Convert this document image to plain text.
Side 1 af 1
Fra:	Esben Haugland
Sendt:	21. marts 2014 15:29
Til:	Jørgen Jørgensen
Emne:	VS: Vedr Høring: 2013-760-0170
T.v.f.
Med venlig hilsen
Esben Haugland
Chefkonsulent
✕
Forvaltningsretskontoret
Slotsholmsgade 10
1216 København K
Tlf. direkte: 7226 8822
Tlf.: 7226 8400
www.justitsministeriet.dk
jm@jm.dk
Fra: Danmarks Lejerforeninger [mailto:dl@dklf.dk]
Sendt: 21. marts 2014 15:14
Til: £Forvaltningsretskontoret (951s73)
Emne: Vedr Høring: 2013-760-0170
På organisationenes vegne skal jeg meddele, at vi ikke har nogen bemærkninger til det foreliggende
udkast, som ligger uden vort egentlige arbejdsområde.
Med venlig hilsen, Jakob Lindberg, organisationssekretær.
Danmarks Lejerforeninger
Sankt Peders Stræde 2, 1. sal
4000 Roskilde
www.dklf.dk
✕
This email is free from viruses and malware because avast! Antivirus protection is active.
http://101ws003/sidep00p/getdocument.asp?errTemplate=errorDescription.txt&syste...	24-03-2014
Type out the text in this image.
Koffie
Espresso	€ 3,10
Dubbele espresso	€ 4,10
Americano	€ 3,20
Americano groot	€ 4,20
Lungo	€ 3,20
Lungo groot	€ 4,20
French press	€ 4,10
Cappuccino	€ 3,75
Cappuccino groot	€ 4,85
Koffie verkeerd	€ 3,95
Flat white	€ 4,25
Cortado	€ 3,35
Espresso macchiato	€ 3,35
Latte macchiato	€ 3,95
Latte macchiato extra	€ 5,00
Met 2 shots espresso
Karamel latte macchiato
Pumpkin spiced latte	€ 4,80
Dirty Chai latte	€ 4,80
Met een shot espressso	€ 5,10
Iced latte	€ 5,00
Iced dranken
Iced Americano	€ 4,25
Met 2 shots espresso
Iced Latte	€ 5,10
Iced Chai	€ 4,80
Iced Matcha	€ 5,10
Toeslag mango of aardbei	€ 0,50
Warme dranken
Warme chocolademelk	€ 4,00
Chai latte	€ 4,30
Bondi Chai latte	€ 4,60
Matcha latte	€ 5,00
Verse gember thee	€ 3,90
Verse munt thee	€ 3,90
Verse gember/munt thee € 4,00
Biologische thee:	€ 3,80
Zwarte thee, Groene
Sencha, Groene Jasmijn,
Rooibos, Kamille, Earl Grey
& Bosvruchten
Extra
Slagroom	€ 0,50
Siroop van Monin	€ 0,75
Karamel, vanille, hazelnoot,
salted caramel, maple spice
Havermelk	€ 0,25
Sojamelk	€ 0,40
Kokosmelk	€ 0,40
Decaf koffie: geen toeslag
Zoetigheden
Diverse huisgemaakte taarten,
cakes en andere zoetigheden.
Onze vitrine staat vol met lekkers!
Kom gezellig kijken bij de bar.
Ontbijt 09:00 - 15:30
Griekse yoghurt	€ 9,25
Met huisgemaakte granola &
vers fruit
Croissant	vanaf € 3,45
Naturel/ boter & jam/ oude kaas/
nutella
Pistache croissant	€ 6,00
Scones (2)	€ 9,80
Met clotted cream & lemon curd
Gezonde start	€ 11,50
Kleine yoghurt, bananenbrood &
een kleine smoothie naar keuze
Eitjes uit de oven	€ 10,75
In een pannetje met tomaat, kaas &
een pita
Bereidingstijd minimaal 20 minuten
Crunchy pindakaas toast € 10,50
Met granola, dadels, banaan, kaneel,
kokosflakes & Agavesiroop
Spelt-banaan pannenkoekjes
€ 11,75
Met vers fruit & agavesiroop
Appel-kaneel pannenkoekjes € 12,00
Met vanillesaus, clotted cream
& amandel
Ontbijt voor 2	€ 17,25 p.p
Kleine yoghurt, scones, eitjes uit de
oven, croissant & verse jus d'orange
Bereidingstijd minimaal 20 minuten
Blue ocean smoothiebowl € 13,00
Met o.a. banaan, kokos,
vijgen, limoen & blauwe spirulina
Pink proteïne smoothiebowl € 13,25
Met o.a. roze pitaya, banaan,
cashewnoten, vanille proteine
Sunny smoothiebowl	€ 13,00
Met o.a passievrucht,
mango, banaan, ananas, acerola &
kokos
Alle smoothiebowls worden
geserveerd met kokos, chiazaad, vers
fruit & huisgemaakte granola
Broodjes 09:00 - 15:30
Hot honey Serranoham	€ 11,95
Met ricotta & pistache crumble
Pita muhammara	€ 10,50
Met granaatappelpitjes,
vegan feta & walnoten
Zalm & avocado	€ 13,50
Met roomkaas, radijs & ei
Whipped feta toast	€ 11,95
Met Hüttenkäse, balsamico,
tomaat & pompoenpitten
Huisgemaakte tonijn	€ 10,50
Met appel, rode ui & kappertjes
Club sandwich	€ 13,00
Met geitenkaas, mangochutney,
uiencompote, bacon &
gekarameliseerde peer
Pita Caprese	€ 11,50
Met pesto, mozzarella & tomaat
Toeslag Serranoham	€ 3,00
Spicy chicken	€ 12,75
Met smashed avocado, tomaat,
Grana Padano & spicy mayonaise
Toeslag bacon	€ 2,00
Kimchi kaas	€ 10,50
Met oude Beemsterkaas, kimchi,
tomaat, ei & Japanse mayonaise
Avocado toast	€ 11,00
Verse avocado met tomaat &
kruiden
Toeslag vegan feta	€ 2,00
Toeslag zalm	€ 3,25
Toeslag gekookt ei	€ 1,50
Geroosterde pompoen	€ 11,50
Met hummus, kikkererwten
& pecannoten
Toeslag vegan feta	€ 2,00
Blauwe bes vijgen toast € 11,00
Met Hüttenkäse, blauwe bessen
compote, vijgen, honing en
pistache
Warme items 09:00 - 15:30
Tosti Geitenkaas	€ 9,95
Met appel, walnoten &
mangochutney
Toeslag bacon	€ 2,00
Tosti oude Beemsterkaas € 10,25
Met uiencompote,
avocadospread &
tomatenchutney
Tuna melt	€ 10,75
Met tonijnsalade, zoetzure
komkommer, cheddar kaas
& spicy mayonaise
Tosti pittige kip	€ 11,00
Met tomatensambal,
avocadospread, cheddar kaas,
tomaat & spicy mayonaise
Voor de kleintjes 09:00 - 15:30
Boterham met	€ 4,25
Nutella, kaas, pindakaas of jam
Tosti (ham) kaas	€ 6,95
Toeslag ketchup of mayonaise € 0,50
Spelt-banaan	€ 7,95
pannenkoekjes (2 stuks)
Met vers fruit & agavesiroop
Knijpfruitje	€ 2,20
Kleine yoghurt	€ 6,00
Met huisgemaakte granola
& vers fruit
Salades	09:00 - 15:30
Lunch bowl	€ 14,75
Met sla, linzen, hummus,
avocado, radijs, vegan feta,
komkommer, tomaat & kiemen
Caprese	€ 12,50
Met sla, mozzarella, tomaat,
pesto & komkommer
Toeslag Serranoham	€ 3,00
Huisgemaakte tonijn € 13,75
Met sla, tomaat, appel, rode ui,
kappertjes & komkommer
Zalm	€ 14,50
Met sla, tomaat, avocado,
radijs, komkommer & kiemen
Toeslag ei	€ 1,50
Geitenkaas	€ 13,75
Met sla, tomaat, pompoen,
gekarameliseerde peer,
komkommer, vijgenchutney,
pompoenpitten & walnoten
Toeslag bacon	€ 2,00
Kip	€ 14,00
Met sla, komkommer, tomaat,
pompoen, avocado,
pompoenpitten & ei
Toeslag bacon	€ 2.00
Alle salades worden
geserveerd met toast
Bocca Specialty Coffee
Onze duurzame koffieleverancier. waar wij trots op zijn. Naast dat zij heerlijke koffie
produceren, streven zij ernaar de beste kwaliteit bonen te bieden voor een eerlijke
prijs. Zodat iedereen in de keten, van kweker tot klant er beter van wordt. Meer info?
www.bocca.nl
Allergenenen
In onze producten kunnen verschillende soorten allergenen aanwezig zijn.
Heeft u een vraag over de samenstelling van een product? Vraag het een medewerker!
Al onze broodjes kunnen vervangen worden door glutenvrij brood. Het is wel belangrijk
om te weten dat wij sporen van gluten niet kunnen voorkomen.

•••••

Exercise description >> Only the lines above that include the word "radijs" belong in the answer; copy each one.

Answer to this exercise >>
Met roomkaas, radijs & ei
avocado, radijs, vegan feta,
radijs, komkommer & kiemen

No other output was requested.